_What the exercise asks_
Copy the material that follows word for word and omit its pictures.

_Input for this task_
-------

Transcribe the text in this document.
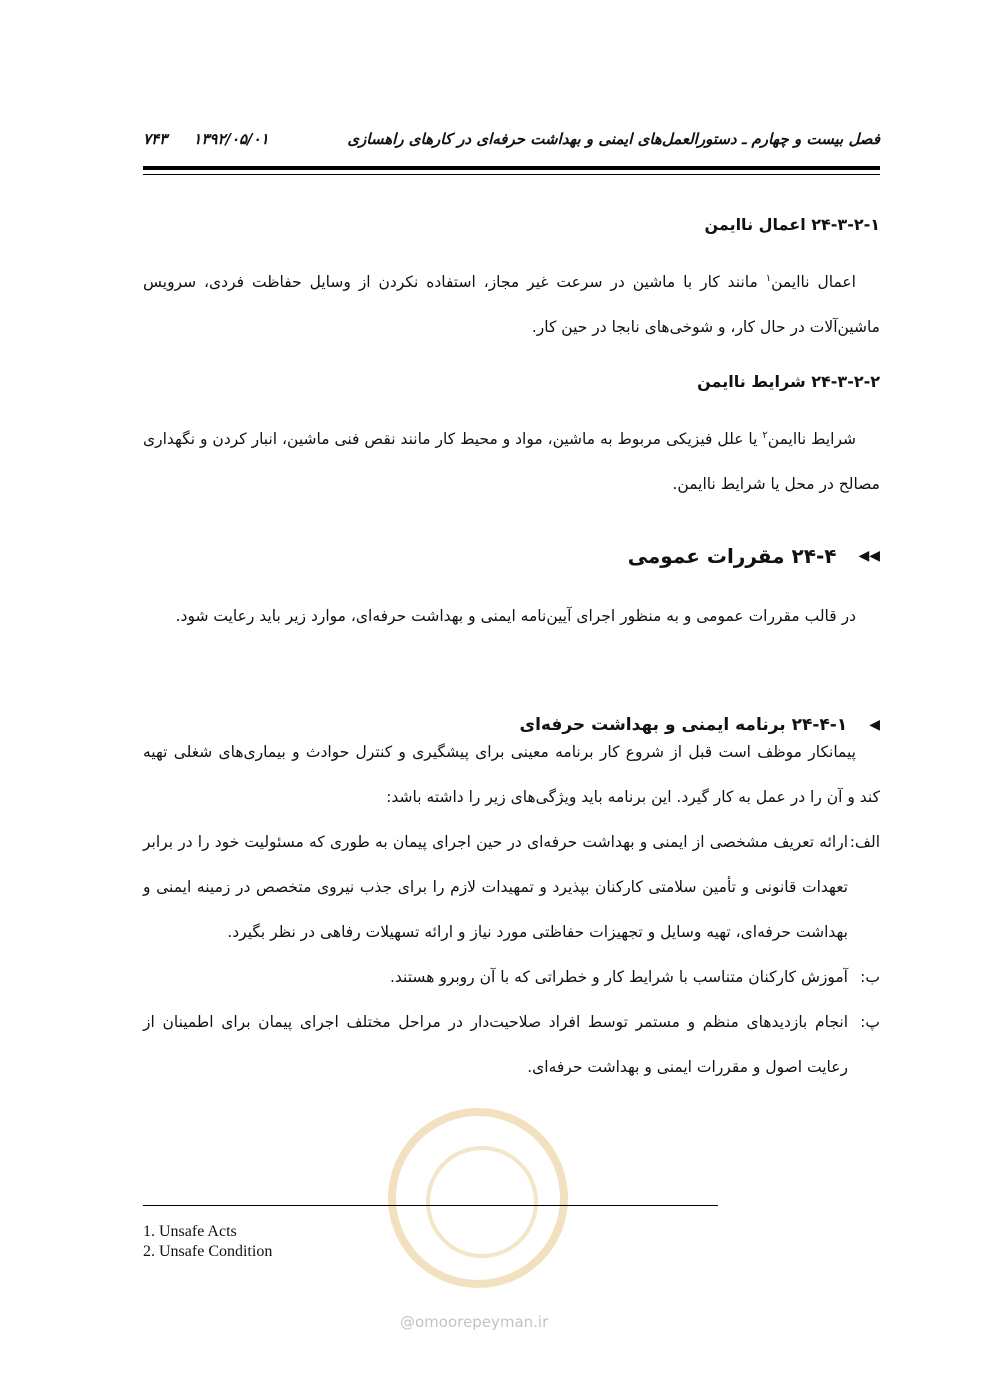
فصل بیست و چهارم ـ دستورالعمل‌های ایمنی و بهداشت حرفه‌ای در کارهای راهسازی
۱۳۹۲/۰۵/۰۱     ۷۴۳
۲۴-۳-۲-۱ اعمال ناایمن
اعمال ناایمن$^۱$ مانند کار با ماشین در سرعت غیر مجاز، استفاده نکردن از وسایل حفاظت فردی، سرویس ماشین‌آلات در حال کار، و شوخی‌های نابجا در حین کار.
۲۴-۳-۲-۲ شرایط ناایمن
شرایط ناایمن$^۲$ یا علل فیزیکی مربوط به ماشین، مواد و محیط کار مانند نقص فنی ماشین، انبار کردن و نگهداری مصالح در محل یا شرایط ناایمن.
◀◀
۲۴-۴ مقررات عمومی
در قالب مقررات عمومی و به منظور اجرای آیین‌نامه ایمنی و بهداشت حرفه‌ای، موارد زیر باید رعایت شود.
◀
۲۴-۴-۱ برنامه ایمنی و بهداشت حرفه‌ای
پیمانکار موظف است قبل از شروع کار برنامه معینی برای پیشگیری و کنترل حوادث و بیماری‌های شغلی تهیه کند و آن را در عمل به کار گیرد. این برنامه باید ویژگی‌های زیر را داشته باشد:
الف:
ارائه تعریف مشخصی از ایمنی و بهداشت حرفه‌ای در حین اجرای پیمان به طوری که مسئولیت خود را در برابر تعهدات قانونی و تأمین سلامتی کارکنان بپذیرد و تمهیدات لازم را برای جذب نیروی متخصص در زمینه ایمنی و بهداشت حرفه‌ای، تهیه وسایل و تجهیزات حفاظتی مورد نیاز و ارائه تسهیلات رفاهی در نظر بگیرد.
ب:
آموزش کارکنان متناسب با شرایط کار و خطراتی که با آن روبرو هستند.
پ:
انجام بازدیدهای منظم و مستمر توسط افراد صلاحیت‌دار در مراحل مختلف اجرای پیمان برای اطمینان از رعایت اصول و مقررات ایمنی و بهداشت حرفه‌ای.
1. Unsafe Acts
2. Unsafe Condition
@omoorepeyman.ir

-------

_Worked solution_
Transcribe the text in this document.
فصل بیست و چهارم ـ دستورالعمل‌های ایمنی و بهداشت حرفه‌ای در کارهای راهسازی
۱۳۹۲/۰۵/۰۱     ۷۴۳
۲۴-۳-۲-۱ اعمال ناایمن
اعمال ناایمن$^۱$ مانند کار با ماشین در سرعت غیر مجاز، استفاده نکردن از وسایل حفاظت فردی، سرویس ماشین‌آلات در حال کار، و شوخی‌های نابجا در حین کار.
۲۴-۳-۲-۲ شرایط ناایمن
شرایط ناایمن$^۲$ یا علل فیزیکی مربوط به ماشین، مواد و محیط کار مانند نقص فنی ماشین، انبار کردن و نگهداری مصالح در محل یا شرایط ناایمن.
◀◀
۲۴-۴ مقررات عمومی
در قالب مقررات عمومی و به منظور اجرای آیین‌نامه ایمنی و بهداشت حرفه‌ای، موارد زیر باید رعایت شود.
◀
۲۴-۴-۱ برنامه ایمنی و بهداشت حرفه‌ای
پیمانکار موظف است قبل از شروع کار برنامه معینی برای پیشگیری و کنترل حوادث و بیماری‌های شغلی تهیه کند و آن را در عمل به کار گیرد. این برنامه باید ویژگی‌های زیر را داشته باشد:
الف:
ارائه تعریف مشخصی از ایمنی و بهداشت حرفه‌ای در حین اجرای پیمان به طوری که مسئولیت خود را در برابر تعهدات قانونی و تأمین سلامتی کارکنان بپذیرد و تمهیدات لازم را برای جذب نیروی متخصص در زمینه ایمنی و بهداشت حرفه‌ای، تهیه وسایل و تجهیزات حفاظتی مورد نیاز و ارائه تسهیلات رفاهی در نظر بگیرد.
ب:
آموزش کارکنان متناسب با شرایط کار و خطراتی که با آن روبرو هستند.
پ:
انجام بازدیدهای منظم و مستمر توسط افراد صلاحیت‌دار در مراحل مختلف اجرای پیمان برای اطمینان از رعایت اصول و مقررات ایمنی و بهداشت حرفه‌ای.
1. Unsafe Acts
2. Unsafe Condition
@omoorepeyman.ir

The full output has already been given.